### GIVEN TEXT
Who Is Hearing Chalcedon’s Message?

The reaction to Christian Reconstruction has been varied. Some see a small organization such as Chalcedon at the forefront of the “movement” and declare it dead, ignoring that more people than ever before now adhere to it. This is always a problem when we look at institutions and organizational structure as the model of success; Christian Reconstruction is an idea, though, so its influence must be measured by the extent to which its ideas influence individuals.

Our Lord gave us a parable about the varied reactions to His own message. It is often called the Parable of the Sower (Matt. 13:3-9, 18-23), but it is more descriptive to call it the Parable of the Soils because its purpose was to examine the varied response shown when the “gospel of the Kingdom of God” (Mark 1:14) was presented to various people.

In that parable, some seed (the message of the gospel of the Kingdom of Heaven preached by Jesus) was sown in good ground and produced a harvest. Other seed was sown in types of ground that produced no crop, and for various reasons. Some was eaten by the birds; this obviously means there was no response. Many, in fact, who heard Jesus preach and perform miracles did not believe in Him.

It is important to note the other two reactions to Jesus. They were illustrated as being “stony ground” and as “among thorns.” In both instances the seed “sprung up.” This has led many to assume there was some sort of confession of faith or even regeneration. Since the new growth quickly “withered away” this cannot be the case. The springing up was merely some positive response to Jesus. Many likely hoped He was the Messiah of Jewish expectation about to usher in a new golden age for Israel, one of strength, independence, and economic prosperity. The miracles and exorcism alone caused “all the people” to ask, “Is not this the son of David?” (Matt. 12:23). In the context of the Jewish Messianic hope, this positive opinion might have been no more than an optimistic view that the “good times” were again coming to Israel.

### RECORDED INFORMATION

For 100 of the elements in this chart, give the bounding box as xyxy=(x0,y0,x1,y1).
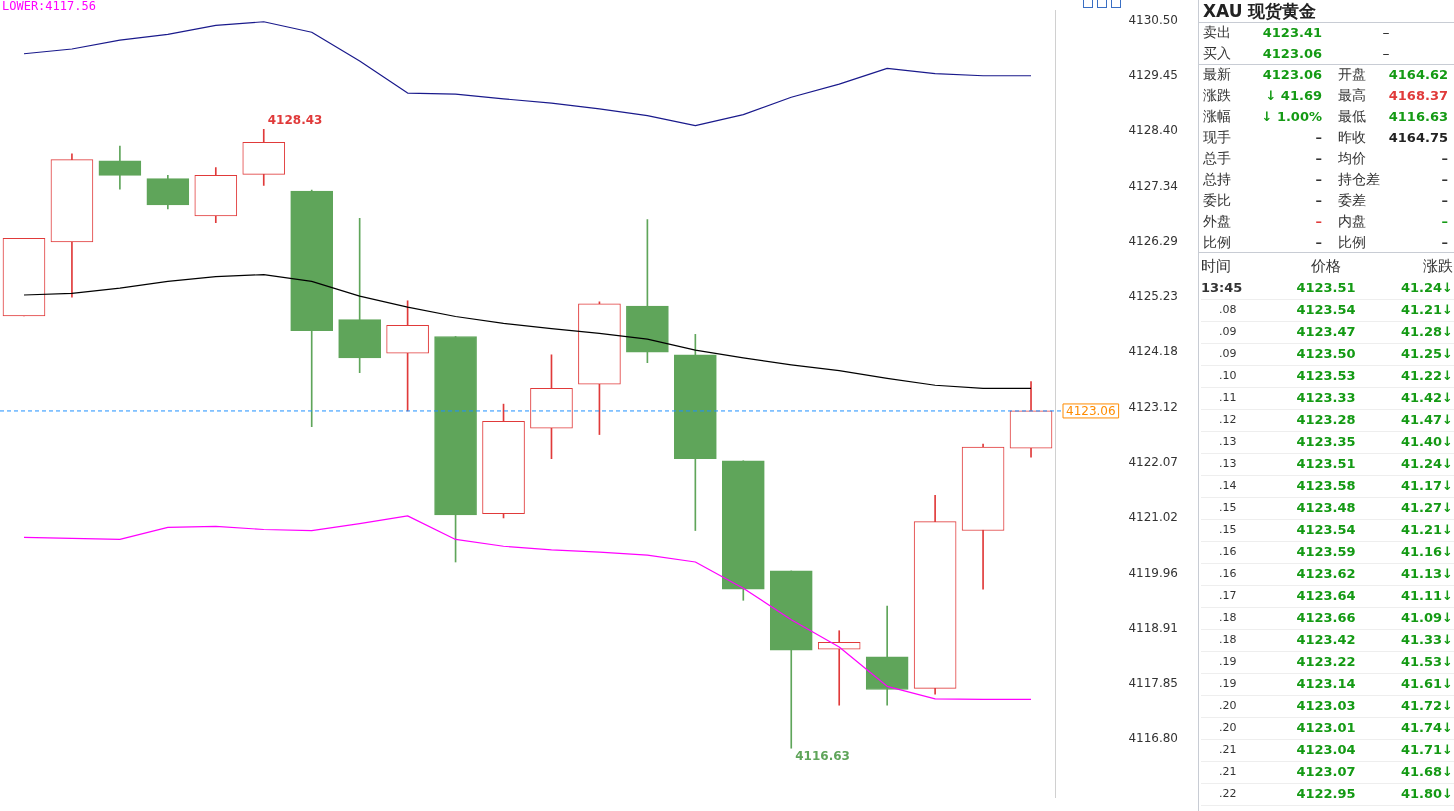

### WHAT YOU NEED TO DO
1 > According to the text on Chalcedon's message, why is it more descriptive to call the parable the Parable of the Soils?
2 > From the text on Chalcedon's message, set down the part that opens with the words containing "In that parable, some" and closes with "believe in Him.".

### ANSWERS PROVIDED
1 > Its purpose was to examine the varied response shown when the "gospel of the Kingdom of God" was presented to various people.

2 >
In that parable, some seed (the message of the gospel of the Kingdom of Heaven preached by Jesus) was sown in good ground and produced a harvest. Other seed was sown in types of ground that produced no crop, and for various reasons. Some was eaten by the birds; this obviously means there was no response. Many, in fact, who heard Jesus preach and perform miracles did not believe in Him.